EXERCISE DESCRIPTION:
Extract every line of the material that holds the string "title".

>> BEGIN

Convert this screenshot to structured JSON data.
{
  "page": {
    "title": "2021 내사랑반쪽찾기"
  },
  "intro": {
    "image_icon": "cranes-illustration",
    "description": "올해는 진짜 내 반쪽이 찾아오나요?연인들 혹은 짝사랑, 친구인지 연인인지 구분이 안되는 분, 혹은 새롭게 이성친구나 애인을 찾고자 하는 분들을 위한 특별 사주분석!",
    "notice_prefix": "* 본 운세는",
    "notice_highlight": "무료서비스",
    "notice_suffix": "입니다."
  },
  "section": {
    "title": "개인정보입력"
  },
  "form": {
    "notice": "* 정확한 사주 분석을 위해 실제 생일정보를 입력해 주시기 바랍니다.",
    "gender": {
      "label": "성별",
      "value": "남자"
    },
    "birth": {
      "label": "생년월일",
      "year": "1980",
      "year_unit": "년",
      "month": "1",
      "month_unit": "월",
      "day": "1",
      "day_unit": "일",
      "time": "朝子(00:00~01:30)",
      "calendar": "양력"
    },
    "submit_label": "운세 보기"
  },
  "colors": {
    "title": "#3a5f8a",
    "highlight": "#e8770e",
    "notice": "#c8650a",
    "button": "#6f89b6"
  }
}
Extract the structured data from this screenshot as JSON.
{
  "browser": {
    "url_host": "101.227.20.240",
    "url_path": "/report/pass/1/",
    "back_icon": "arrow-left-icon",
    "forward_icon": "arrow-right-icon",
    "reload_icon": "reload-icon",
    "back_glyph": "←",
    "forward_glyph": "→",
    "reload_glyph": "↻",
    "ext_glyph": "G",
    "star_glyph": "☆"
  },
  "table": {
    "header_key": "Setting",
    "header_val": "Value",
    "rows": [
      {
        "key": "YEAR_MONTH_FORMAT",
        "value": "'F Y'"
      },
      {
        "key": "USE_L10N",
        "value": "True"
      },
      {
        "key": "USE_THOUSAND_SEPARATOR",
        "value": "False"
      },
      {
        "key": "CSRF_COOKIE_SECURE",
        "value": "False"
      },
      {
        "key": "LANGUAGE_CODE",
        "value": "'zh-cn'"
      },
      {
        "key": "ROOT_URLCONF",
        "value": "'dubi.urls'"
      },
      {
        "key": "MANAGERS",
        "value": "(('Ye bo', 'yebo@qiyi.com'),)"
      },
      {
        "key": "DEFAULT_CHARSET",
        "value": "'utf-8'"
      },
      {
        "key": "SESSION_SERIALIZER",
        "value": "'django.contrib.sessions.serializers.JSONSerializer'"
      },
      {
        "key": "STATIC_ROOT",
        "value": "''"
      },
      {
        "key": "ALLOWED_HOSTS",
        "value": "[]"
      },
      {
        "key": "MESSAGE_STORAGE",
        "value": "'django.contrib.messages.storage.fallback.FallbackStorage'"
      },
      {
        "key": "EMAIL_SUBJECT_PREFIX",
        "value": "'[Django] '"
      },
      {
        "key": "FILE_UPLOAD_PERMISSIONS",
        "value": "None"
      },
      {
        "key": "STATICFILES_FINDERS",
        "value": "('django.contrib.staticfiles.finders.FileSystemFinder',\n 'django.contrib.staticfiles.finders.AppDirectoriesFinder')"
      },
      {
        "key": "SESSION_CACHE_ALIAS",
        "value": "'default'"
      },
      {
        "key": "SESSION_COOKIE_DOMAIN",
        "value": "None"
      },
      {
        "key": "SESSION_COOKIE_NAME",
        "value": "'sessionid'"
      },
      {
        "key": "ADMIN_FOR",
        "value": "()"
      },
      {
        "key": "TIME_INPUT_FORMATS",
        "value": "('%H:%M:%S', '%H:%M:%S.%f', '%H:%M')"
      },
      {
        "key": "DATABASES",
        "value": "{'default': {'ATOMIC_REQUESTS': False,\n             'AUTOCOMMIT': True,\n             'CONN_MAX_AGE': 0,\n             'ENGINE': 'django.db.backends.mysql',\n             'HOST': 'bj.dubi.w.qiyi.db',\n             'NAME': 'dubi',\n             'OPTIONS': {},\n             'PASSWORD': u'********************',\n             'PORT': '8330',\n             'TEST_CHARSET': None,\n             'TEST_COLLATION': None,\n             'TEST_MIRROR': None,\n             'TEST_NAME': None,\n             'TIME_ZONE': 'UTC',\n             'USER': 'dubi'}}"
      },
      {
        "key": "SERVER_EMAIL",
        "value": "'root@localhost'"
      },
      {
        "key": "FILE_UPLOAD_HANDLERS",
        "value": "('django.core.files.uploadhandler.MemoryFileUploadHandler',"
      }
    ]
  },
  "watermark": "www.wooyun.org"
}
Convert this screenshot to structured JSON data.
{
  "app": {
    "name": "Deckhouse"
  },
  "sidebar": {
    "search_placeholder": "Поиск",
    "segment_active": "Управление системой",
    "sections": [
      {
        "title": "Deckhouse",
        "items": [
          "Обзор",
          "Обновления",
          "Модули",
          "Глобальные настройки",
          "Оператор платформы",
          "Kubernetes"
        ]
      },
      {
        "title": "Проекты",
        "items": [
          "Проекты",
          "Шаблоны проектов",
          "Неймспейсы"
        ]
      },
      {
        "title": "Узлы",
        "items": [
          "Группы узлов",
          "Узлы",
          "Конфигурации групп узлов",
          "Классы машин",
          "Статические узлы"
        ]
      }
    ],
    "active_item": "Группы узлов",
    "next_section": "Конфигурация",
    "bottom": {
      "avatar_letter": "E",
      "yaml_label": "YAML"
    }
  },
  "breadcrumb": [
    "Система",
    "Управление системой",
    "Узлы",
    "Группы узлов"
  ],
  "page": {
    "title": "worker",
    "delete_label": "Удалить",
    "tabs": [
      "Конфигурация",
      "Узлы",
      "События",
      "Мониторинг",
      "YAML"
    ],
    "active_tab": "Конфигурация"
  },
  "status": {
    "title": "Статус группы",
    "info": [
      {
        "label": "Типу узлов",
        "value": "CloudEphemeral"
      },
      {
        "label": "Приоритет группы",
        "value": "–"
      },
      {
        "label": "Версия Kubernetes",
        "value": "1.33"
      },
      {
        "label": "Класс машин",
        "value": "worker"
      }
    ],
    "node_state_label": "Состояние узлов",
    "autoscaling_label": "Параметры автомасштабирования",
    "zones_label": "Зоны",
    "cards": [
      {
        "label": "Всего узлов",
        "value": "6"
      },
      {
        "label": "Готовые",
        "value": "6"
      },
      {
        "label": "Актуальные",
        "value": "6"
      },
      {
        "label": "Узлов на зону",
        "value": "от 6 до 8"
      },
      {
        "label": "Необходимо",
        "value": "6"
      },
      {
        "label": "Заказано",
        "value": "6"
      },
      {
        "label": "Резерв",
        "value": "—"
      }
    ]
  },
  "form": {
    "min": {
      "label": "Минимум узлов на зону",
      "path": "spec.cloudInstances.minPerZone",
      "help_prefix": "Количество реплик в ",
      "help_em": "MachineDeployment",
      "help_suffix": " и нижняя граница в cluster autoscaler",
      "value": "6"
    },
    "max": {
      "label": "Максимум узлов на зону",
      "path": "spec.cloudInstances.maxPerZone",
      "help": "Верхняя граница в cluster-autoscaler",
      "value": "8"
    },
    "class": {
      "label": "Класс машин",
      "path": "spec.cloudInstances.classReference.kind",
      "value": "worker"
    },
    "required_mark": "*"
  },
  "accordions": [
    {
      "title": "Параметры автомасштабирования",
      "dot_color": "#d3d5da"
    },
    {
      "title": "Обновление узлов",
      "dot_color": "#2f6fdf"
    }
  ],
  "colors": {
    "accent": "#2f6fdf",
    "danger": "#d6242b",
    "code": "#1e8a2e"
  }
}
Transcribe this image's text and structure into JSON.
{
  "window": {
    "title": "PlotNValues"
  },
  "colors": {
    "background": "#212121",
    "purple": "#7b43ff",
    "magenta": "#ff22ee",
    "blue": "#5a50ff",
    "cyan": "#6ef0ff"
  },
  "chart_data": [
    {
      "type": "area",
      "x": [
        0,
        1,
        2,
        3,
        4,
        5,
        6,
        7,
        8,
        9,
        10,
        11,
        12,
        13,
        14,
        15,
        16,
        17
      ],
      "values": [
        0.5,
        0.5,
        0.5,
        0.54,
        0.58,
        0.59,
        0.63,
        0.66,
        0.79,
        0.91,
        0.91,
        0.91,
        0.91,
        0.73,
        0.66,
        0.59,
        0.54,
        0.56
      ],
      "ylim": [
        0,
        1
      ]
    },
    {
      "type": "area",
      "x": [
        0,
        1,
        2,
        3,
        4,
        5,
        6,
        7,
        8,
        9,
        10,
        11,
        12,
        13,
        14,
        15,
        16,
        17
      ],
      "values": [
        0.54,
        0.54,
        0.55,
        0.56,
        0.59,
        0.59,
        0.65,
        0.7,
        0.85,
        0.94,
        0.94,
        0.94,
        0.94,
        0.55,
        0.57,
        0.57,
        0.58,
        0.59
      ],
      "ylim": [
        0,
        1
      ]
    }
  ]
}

>> END

WRITTEN ANSWER:
    "title": "2021 내사랑반쪽찾기"
    "title": "개인정보입력"
    "title": "#3a5f8a",
        "title": "Deckhouse",
        "title": "Проекты",
        "title": "Узлы",
    "title": "worker",
    "title": "Статус группы",
      "title": "Параметры автомасштабирования",
      "title": "Обновление узлов",
    "title": "PlotNValues"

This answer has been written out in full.